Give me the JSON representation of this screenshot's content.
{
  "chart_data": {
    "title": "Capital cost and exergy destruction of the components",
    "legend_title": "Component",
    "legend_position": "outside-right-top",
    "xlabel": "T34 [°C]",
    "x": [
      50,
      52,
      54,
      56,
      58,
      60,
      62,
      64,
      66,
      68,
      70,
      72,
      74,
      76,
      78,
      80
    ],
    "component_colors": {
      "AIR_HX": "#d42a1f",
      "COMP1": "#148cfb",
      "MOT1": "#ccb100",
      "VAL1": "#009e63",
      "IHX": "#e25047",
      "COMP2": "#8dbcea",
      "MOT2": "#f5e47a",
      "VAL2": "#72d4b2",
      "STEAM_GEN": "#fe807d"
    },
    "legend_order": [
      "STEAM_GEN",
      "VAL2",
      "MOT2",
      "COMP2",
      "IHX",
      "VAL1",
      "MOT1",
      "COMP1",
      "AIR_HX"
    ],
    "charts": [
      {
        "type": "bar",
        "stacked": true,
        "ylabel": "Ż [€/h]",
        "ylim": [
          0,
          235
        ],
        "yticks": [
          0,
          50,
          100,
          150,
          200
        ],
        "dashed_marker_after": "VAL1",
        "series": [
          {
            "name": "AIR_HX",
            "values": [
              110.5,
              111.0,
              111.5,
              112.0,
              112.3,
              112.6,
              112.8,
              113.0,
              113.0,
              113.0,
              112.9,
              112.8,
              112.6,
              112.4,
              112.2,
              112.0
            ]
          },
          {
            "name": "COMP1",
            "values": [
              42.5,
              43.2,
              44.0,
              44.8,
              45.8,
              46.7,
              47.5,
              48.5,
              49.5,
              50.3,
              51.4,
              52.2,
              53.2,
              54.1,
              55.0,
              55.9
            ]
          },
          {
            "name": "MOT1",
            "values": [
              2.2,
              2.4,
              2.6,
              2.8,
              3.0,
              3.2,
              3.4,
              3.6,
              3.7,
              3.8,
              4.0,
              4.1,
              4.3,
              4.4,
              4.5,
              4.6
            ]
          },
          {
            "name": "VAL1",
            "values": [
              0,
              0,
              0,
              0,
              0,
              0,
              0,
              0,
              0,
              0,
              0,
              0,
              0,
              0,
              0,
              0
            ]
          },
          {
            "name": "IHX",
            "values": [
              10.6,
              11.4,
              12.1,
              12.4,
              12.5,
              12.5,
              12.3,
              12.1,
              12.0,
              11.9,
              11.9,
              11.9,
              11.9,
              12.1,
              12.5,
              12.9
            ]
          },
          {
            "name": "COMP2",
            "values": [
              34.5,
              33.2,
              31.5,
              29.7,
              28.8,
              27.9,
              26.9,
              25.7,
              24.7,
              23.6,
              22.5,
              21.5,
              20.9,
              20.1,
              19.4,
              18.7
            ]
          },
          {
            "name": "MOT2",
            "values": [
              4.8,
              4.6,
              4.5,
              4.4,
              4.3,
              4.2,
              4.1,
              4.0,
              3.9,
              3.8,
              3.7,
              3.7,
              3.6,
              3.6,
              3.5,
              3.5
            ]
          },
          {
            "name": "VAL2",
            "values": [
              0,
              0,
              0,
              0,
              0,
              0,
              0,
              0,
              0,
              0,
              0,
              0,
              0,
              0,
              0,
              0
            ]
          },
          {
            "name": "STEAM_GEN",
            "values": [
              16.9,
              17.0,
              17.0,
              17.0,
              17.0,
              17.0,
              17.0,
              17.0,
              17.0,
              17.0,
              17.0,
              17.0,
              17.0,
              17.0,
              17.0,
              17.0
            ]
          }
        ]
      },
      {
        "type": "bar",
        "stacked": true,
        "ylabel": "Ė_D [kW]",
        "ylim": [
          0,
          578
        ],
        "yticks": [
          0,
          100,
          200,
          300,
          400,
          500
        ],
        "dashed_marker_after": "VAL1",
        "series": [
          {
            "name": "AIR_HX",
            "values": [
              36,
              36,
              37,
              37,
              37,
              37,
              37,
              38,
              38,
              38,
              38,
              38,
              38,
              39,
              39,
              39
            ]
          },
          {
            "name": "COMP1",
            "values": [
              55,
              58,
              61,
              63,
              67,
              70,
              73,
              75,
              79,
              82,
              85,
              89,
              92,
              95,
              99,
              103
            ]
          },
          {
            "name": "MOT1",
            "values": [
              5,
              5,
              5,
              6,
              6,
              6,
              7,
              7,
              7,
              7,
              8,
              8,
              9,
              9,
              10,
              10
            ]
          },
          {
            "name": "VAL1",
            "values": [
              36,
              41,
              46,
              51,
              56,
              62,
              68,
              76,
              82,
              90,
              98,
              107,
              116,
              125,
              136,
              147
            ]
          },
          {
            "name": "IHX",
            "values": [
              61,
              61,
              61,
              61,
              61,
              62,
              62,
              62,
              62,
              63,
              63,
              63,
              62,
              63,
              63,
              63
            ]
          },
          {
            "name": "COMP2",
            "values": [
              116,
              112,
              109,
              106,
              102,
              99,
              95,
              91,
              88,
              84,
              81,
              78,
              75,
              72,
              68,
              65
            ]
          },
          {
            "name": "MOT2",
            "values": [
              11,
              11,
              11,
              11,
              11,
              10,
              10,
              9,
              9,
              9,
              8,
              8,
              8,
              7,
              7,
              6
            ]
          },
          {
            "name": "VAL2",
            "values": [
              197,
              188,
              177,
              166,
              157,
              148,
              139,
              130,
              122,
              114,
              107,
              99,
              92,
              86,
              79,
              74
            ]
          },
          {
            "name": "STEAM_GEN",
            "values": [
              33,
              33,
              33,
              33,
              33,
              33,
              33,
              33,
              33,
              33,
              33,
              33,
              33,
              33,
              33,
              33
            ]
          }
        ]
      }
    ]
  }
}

-----

> Your objective
Without leaving anything out, quote all the data.

> Task output
Give me the JSON representation of this screenshot's content.
{
  "chart_data": {
    "title": "Capital cost and exergy destruction of the components",
    "legend_title": "Component",
    "legend_position": "outside-right-top",
    "xlabel": "T34 [°C]",
    "x": [
      50,
      52,
      54,
      56,
      58,
      60,
      62,
      64,
      66,
      68,
      70,
      72,
      74,
      76,
      78,
      80
    ],
    "component_colors": {
      "AIR_HX": "#d42a1f",
      "COMP1": "#148cfb",
      "MOT1": "#ccb100",
      "VAL1": "#009e63",
      "IHX": "#e25047",
      "COMP2": "#8dbcea",
      "MOT2": "#f5e47a",
      "VAL2": "#72d4b2",
      "STEAM_GEN": "#fe807d"
    },
    "legend_order": [
      "STEAM_GEN",
      "VAL2",
      "MOT2",
      "COMP2",
      "IHX",
      "VAL1",
      "MOT1",
      "COMP1",
      "AIR_HX"
    ],
    "charts": [
      {
        "type": "bar",
        "stacked": true,
        "ylabel": "Ż [€/h]",
        "ylim": [
          0,
          235
        ],
        "yticks": [
          0,
          50,
          100,
          150,
          200
        ],
        "dashed_marker_after": "VAL1",
        "series": [
          {
            "name": "AIR_HX",
            "values": [
              110.5,
              111.0,
              111.5,
              112.0,
              112.3,
              112.6,
              112.8,
              113.0,
              113.0,
              113.0,
              112.9,
              112.8,
              112.6,
              112.4,
              112.2,
              112.0
            ]
          },
          {
            "name": "COMP1",
            "values": [
              42.5,
              43.2,
              44.0,
              44.8,
              45.8,
              46.7,
              47.5,
              48.5,
              49.5,
              50.3,
              51.4,
              52.2,
              53.2,
              54.1,
              55.0,
              55.9
            ]
          },
          {
            "name": "MOT1",
            "values": [
              2.2,
              2.4,
              2.6,
              2.8,
              3.0,
              3.2,
              3.4,
              3.6,
              3.7,
              3.8,
              4.0,
              4.1,
              4.3,
              4.4,
              4.5,
              4.6
            ]
          },
          {
            "name": "VAL1",
            "values": [
              0,
              0,
              0,
              0,
              0,
              0,
              0,
              0,
              0,
              0,
              0,
              0,
              0,
              0,
              0,
              0
            ]
          },
          {
            "name": "IHX",
            "values": [
              10.6,
              11.4,
              12.1,
              12.4,
              12.5,
              12.5,
              12.3,
              12.1,
              12.0,
              11.9,
              11.9,
              11.9,
              11.9,
              12.1,
              12.5,
              12.9
            ]
          },
          {
            "name": "COMP2",
            "values": [
              34.5,
              33.2,
              31.5,
              29.7,
              28.8,
              27.9,
              26.9,
              25.7,
              24.7,
              23.6,
              22.5,
              21.5,
              20.9,
              20.1,
              19.4,
              18.7
            ]
          },
          {
            "name": "MOT2",
            "values": [
              4.8,
              4.6,
              4.5,
              4.4,
              4.3,
              4.2,
              4.1,
              4.0,
              3.9,
              3.8,
              3.7,
              3.7,
              3.6,
              3.6,
              3.5,
              3.5
            ]
          },
          {
            "name": "VAL2",
            "values": [
              0,
              0,
              0,
              0,
              0,
              0,
              0,
              0,
              0,
              0,
              0,
              0,
              0,
              0,
              0,
              0
            ]
          },
          {
            "name": "STEAM_GEN",
            "values": [
              16.9,
              17.0,
              17.0,
              17.0,
              17.0,
              17.0,
              17.0,
              17.0,
              17.0,
              17.0,
              17.0,
              17.0,
              17.0,
              17.0,
              17.0,
              17.0
            ]
          }
        ]
      },
      {
        "type": "bar",
        "stacked": true,
        "ylabel": "Ė_D [kW]",
        "ylim": [
          0,
          578
        ],
        "yticks": [
          0,
          100,
          200,
          300,
          400,
          500
        ],
        "dashed_marker_after": "VAL1",
        "series": [
          {
            "name": "AIR_HX",
            "values": [
              36,
              36,
              37,
              37,
              37,
              37,
              37,
              38,
              38,
              38,
              38,
              38,
              38,
              39,
              39,
              39
            ]
          },
          {
            "name": "COMP1",
            "values": [
              55,
              58,
              61,
              63,
              67,
              70,
              73,
              75,
              79,
              82,
              85,
              89,
              92,
              95,
              99,
              103
            ]
          },
          {
            "name": "MOT1",
            "values": [
              5,
              5,
              5,
              6,
              6,
              6,
              7,
              7,
              7,
              7,
              8,
              8,
              9,
              9,
              10,
              10
            ]
          },
          {
            "name": "VAL1",
            "values": [
              36,
              41,
              46,
              51,
              56,
              62,
              68,
              76,
              82,
              90,
              98,
              107,
              116,
              125,
              136,
              147
            ]
          },
          {
            "name": "IHX",
            "values": [
              61,
              61,
              61,
              61,
              61,
              62,
              62,
              62,
              62,
              63,
              63,
              63,
              62,
              63,
              63,
              63
            ]
          },
          {
            "name": "COMP2",
            "values": [
              116,
              112,
              109,
              106,
              102,
              99,
              95,
              91,
              88,
              84,
              81,
              78,
              75,
              72,
              68,
              65
            ]
          },
          {
            "name": "MOT2",
            "values": [
              11,
              11,
              11,
              11,
              11,
              10,
              10,
              9,
              9,
              9,
              8,
              8,
              8,
              7,
              7,
              6
            ]
          },
          {
            "name": "VAL2",
            "values": [
              197,
              188,
              177,
              166,
              157,
              148,
              139,
              130,
              122,
              114,
              107,
              99,
              92,
              86,
              79,
              74
            ]
          },
          {
            "name": "STEAM_GEN",
            "values": [
              33,
              33,
              33,
              33,
              33,
              33,
              33,
              33,
              33,
              33,
              33,
              33,
              33,
              33,
              33,
              33
            ]
          }
        ]
      }
    ]
  }
}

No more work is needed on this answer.